- _Data records_:
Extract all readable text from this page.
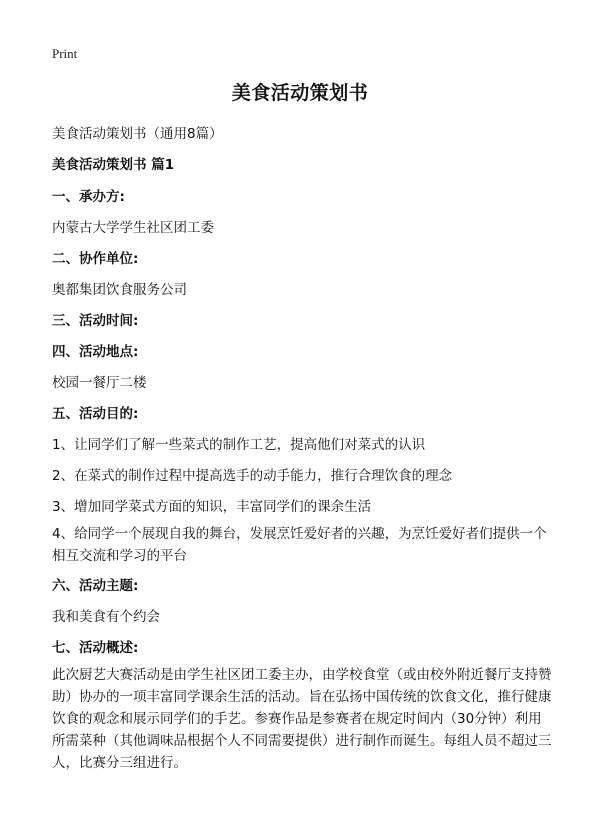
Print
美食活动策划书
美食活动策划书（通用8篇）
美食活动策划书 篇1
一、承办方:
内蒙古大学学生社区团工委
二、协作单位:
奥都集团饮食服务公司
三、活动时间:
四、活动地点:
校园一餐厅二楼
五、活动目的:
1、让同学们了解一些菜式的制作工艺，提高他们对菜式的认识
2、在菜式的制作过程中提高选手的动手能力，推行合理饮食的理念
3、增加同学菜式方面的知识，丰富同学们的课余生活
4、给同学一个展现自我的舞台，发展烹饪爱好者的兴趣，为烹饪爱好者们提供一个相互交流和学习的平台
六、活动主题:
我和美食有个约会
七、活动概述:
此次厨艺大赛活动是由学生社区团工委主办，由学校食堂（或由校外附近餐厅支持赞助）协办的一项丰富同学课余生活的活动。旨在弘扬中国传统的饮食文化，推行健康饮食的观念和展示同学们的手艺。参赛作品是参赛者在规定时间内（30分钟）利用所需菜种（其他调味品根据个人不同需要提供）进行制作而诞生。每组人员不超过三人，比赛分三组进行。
...
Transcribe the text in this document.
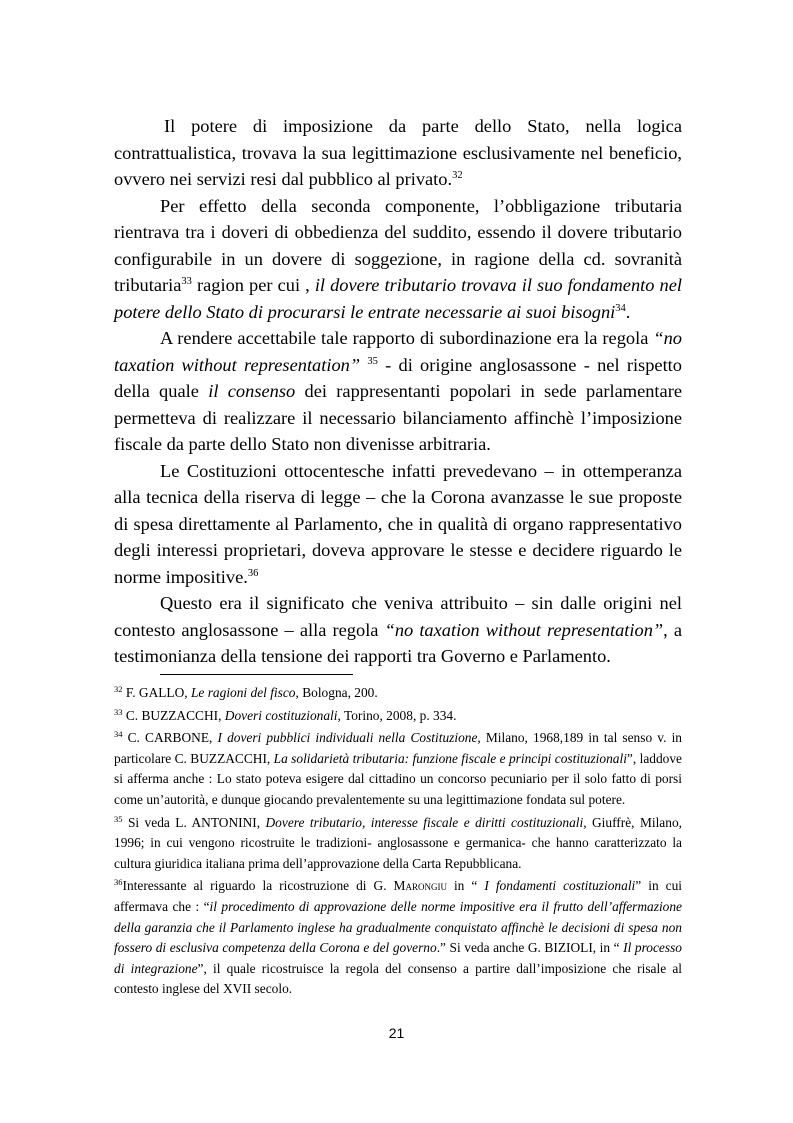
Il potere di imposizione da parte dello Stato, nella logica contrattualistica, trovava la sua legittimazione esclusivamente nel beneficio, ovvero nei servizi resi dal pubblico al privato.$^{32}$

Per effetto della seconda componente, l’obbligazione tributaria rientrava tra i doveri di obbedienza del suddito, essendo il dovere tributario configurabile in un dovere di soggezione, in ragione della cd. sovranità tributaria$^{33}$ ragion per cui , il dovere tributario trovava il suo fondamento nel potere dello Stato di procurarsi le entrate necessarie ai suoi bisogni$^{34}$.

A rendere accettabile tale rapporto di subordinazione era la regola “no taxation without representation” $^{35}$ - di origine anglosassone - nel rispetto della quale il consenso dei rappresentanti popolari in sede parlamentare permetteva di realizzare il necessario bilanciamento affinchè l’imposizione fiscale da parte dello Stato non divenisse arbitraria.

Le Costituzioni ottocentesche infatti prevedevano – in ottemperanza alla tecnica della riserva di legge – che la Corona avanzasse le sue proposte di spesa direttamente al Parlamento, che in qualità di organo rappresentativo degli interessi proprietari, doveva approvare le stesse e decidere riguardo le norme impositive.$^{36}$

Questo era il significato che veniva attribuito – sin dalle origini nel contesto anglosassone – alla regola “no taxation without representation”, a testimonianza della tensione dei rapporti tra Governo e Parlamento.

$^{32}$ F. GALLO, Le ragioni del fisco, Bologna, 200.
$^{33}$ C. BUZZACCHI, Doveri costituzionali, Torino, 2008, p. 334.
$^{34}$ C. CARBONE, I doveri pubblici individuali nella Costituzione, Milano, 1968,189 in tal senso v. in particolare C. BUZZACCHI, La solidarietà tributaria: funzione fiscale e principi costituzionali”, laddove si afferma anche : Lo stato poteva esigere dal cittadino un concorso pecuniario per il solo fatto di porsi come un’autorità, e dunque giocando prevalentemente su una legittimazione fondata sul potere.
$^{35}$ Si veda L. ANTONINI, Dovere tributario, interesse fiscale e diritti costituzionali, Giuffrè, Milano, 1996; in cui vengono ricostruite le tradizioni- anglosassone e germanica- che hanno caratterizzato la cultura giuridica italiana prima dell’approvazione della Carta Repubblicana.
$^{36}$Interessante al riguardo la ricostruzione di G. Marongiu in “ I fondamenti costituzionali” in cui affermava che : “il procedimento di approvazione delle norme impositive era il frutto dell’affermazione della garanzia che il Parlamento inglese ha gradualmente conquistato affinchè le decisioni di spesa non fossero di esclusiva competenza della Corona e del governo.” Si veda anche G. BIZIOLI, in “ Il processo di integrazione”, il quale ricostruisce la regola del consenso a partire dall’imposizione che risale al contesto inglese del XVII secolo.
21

- _Written instruction_: Identify the lines that hold the word "text". Copy every one of them.

- _Problem solution_:
Extract all readable text from this page.
Transcribe the text in this document.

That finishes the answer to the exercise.